* [WHAT THE EXERCISE ASKS] Gather from the material every line that contains the string "good".

BEGIN PROVIDED RECORDS

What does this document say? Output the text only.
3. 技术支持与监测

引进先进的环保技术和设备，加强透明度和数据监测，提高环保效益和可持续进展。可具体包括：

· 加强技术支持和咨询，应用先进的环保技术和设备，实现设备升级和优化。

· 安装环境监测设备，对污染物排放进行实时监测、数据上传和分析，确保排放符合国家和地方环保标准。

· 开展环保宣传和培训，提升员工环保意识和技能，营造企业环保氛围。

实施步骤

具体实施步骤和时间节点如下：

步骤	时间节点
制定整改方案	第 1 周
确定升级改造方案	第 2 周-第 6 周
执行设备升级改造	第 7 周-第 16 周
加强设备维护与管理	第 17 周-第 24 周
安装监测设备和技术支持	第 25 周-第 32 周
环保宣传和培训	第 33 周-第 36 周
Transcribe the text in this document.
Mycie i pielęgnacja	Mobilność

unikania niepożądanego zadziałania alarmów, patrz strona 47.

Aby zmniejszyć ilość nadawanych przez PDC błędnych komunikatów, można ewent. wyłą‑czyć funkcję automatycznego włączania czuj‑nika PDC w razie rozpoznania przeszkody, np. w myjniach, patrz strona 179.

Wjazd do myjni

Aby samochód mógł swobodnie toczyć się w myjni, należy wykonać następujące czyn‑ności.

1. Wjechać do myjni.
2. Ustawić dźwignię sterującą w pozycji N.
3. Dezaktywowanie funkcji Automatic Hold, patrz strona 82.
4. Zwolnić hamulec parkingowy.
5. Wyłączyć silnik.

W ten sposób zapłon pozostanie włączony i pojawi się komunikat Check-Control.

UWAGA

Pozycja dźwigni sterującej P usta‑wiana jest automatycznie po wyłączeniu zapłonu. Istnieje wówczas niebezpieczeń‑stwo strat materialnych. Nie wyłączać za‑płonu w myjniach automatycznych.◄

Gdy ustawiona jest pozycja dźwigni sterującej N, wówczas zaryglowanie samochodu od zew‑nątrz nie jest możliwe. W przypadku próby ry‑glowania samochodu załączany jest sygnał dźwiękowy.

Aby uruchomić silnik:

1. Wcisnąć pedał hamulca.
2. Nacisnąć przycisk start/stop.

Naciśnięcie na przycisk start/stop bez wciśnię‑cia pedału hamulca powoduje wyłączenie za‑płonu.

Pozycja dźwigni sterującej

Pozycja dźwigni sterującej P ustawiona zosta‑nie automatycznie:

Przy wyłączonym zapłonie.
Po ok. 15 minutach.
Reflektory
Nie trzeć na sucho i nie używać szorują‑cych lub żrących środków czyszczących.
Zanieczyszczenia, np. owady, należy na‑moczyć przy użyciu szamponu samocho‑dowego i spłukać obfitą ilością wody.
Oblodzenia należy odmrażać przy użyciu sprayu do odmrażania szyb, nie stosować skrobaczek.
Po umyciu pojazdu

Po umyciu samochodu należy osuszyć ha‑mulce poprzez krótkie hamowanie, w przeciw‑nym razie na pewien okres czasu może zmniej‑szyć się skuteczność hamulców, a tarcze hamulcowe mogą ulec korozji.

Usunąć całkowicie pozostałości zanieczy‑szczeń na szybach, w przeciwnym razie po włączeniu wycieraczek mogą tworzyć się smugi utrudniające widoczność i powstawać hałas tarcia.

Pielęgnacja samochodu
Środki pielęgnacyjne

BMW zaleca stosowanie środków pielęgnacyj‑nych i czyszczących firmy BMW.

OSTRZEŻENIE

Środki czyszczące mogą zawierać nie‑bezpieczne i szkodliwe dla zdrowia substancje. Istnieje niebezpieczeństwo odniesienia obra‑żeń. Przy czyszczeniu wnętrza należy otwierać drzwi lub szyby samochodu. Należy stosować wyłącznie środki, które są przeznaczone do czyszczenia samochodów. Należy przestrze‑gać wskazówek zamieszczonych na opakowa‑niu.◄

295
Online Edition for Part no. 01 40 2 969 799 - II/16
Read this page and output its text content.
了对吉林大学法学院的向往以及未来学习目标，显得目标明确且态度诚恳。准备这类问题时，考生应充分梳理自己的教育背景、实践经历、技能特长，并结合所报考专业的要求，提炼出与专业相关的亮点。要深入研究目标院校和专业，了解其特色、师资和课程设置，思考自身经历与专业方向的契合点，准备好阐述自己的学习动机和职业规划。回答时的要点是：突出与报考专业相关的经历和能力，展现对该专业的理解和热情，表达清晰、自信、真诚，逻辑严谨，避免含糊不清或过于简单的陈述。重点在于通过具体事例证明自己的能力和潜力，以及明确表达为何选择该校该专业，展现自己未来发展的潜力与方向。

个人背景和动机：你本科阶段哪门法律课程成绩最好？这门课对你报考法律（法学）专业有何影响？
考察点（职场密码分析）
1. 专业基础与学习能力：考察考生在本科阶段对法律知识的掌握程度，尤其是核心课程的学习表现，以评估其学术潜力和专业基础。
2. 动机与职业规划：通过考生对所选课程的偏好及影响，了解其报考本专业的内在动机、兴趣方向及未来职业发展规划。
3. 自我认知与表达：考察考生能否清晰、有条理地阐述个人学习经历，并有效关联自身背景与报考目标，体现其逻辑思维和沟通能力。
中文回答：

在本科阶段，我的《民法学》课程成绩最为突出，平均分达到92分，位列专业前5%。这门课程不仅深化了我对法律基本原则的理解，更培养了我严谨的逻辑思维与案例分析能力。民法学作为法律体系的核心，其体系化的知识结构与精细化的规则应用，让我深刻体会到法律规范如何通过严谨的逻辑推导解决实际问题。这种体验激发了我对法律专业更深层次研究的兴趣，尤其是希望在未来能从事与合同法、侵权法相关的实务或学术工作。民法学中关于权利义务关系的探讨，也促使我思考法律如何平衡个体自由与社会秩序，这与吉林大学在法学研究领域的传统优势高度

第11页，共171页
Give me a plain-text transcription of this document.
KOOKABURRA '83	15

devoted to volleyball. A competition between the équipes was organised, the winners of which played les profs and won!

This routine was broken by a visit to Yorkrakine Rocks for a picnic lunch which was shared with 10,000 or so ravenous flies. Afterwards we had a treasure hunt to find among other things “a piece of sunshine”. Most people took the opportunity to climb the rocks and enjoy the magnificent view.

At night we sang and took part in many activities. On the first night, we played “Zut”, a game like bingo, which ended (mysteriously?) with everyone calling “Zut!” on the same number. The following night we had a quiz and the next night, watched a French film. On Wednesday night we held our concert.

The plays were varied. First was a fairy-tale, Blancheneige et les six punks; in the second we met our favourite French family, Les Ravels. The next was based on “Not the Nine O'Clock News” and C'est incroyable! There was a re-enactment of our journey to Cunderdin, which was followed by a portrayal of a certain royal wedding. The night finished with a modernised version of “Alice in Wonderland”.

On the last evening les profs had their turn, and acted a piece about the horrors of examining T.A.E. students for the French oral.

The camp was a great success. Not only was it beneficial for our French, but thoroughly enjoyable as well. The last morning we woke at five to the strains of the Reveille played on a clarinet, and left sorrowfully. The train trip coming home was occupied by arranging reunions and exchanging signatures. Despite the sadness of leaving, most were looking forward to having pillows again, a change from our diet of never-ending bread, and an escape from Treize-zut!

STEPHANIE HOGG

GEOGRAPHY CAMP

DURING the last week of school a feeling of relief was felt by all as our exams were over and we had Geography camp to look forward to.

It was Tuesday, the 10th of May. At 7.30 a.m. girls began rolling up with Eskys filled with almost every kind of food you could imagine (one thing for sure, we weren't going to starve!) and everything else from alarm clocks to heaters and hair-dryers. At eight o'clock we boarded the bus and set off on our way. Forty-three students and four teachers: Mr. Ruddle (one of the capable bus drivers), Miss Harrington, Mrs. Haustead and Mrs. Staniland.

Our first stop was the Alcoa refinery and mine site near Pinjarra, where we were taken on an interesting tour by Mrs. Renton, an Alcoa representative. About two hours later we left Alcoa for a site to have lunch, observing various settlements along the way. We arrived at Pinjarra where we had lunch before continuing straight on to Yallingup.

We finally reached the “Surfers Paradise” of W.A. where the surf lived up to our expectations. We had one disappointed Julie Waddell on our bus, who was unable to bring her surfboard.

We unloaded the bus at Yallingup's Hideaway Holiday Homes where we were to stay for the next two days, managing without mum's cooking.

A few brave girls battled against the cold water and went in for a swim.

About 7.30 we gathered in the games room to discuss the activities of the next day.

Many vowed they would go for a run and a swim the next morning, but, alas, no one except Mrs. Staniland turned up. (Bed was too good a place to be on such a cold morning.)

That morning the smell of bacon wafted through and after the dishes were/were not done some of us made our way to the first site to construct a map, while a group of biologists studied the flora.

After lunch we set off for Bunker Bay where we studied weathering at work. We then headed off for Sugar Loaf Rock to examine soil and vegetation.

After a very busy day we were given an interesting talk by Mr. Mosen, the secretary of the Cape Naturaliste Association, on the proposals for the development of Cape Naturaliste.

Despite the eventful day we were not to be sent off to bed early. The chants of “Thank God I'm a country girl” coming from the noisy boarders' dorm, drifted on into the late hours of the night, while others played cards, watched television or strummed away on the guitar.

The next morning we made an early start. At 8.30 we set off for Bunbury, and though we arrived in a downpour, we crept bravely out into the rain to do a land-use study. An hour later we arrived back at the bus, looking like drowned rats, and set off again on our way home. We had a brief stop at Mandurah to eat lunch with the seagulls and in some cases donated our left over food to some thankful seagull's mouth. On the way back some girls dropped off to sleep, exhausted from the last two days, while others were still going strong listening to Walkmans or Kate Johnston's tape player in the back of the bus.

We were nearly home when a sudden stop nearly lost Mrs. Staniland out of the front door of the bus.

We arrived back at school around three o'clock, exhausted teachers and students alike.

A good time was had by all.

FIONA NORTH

END PROVIDED RECORDS

* [FINISHED EXERCISE]
Many vowed they would go for a run and a swim the next morning, but, alas, no one except Mrs. Staniland turned up. (Bed was too good a place to be on such a cold morning.)
A good time was had by all.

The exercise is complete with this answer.